— Begin DATA LISTING —

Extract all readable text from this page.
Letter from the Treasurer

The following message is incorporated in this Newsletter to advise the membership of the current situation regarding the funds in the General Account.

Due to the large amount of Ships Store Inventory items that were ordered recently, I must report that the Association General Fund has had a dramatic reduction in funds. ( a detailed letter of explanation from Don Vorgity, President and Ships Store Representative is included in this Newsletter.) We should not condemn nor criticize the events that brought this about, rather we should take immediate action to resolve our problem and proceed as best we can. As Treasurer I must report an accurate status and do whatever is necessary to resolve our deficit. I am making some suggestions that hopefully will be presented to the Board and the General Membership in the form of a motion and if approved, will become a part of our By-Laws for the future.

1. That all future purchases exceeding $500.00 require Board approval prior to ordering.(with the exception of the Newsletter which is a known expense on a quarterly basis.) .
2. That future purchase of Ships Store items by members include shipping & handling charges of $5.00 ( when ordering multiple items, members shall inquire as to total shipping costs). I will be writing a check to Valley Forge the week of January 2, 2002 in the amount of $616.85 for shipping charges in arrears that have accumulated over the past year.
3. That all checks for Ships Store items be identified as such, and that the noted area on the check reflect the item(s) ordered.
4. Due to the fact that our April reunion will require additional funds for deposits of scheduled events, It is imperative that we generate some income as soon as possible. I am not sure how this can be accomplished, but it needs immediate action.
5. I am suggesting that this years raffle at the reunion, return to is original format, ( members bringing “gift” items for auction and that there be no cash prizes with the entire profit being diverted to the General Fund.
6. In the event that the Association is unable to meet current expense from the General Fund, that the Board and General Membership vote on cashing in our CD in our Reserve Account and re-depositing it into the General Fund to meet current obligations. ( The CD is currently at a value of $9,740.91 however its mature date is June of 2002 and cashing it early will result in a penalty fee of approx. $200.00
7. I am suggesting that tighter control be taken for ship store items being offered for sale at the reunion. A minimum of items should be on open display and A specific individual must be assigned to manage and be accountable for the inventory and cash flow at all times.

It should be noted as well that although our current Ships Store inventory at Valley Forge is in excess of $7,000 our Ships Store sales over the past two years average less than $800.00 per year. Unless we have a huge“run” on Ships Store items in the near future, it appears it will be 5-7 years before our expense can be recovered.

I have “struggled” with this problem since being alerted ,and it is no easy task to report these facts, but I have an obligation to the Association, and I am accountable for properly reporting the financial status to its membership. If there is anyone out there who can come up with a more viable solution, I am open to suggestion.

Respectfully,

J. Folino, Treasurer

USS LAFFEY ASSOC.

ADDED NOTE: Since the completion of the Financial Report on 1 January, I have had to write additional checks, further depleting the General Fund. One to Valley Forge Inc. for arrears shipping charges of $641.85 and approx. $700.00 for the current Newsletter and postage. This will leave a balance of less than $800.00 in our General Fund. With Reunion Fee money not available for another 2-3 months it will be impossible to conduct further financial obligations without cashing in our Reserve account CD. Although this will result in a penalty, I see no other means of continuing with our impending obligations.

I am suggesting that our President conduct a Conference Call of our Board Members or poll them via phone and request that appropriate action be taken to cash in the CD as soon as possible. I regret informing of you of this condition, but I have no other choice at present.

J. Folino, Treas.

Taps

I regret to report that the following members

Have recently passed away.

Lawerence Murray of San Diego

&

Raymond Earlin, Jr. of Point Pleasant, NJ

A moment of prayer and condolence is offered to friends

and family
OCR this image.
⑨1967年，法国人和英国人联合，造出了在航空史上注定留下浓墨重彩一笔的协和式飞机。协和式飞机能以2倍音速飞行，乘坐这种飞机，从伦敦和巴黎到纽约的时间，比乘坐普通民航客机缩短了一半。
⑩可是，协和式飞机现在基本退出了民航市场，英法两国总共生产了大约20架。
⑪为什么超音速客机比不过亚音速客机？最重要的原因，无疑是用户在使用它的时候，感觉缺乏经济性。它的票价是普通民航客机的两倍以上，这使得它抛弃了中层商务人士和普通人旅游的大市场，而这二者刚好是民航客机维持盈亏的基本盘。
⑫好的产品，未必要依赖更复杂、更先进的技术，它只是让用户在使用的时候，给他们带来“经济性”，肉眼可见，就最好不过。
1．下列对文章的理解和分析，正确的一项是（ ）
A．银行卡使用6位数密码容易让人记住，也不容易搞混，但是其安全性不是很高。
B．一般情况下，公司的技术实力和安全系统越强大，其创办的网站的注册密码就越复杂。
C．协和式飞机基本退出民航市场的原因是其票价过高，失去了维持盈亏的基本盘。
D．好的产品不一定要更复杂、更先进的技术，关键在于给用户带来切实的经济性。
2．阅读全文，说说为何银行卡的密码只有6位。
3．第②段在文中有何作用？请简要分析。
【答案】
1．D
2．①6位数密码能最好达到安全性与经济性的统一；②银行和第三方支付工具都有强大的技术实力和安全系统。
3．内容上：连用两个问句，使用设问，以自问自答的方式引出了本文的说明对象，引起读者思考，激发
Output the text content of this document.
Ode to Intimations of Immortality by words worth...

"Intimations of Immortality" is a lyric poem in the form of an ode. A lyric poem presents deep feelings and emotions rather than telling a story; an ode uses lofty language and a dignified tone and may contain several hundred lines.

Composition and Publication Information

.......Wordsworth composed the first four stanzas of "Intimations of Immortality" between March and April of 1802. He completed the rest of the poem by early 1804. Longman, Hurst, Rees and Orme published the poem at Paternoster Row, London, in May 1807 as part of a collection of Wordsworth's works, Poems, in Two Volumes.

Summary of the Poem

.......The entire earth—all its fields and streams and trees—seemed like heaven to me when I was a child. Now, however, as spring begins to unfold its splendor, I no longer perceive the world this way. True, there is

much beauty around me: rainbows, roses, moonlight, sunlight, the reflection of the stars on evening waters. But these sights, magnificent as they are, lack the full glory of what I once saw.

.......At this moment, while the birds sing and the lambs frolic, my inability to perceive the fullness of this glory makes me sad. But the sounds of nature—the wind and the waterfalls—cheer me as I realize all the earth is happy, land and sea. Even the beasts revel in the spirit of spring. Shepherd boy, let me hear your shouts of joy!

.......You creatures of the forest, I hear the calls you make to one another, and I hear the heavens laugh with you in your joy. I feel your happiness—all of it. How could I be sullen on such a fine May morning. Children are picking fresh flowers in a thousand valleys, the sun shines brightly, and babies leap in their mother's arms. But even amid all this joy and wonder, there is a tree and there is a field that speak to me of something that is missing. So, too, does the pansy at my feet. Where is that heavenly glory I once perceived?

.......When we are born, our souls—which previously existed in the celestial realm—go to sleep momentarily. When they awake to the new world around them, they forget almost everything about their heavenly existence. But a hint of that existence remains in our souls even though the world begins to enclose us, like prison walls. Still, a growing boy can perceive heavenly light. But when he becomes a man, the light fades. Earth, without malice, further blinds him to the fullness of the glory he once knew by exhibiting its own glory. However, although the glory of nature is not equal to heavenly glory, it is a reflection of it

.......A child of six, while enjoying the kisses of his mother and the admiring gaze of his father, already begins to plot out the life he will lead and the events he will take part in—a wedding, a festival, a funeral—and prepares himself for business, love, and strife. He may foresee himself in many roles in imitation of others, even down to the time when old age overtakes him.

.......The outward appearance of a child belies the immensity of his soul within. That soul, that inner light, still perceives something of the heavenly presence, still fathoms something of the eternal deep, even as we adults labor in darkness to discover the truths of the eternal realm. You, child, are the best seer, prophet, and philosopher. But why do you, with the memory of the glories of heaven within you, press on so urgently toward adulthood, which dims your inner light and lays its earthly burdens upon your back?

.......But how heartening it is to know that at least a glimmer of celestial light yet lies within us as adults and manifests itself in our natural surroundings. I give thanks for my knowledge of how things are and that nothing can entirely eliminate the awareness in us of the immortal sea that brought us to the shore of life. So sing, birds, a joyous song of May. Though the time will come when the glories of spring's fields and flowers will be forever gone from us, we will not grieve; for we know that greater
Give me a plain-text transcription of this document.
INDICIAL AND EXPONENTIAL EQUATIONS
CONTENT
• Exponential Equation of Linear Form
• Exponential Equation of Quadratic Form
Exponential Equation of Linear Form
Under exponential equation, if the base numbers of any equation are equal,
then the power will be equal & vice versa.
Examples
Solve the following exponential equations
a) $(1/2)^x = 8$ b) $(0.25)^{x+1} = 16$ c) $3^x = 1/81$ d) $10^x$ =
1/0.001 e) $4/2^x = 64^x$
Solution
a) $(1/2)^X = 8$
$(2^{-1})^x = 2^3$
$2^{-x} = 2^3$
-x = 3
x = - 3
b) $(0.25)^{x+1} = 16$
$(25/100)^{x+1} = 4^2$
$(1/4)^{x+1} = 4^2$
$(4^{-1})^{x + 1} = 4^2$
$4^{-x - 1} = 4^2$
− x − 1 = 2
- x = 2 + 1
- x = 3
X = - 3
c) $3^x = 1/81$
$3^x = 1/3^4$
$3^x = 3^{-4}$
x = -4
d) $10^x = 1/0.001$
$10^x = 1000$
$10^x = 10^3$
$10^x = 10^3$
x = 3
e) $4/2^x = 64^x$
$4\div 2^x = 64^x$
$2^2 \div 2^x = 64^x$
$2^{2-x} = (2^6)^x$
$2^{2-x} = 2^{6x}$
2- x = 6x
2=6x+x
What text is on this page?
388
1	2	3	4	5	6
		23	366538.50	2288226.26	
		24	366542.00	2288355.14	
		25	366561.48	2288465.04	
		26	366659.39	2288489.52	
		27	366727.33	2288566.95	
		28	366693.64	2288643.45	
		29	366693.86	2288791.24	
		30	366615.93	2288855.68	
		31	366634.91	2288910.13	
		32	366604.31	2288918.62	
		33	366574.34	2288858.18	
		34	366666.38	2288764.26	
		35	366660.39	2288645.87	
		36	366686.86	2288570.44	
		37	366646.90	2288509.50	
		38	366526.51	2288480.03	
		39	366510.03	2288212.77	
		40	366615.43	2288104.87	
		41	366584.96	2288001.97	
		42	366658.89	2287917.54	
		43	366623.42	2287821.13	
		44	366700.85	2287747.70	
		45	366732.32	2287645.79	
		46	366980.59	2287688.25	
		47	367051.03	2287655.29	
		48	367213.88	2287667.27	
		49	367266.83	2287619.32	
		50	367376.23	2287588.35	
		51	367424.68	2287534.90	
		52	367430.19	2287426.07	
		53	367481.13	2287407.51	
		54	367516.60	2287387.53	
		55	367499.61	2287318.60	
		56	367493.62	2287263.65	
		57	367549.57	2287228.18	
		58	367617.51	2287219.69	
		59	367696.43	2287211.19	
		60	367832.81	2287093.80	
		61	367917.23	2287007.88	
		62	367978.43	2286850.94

— End DATA LISTING —

* _THE REQUEST_
Across all the entries, count the lines that contain the word "更先进的技术" and give the number by itself.

* _TASK ANSWER_
2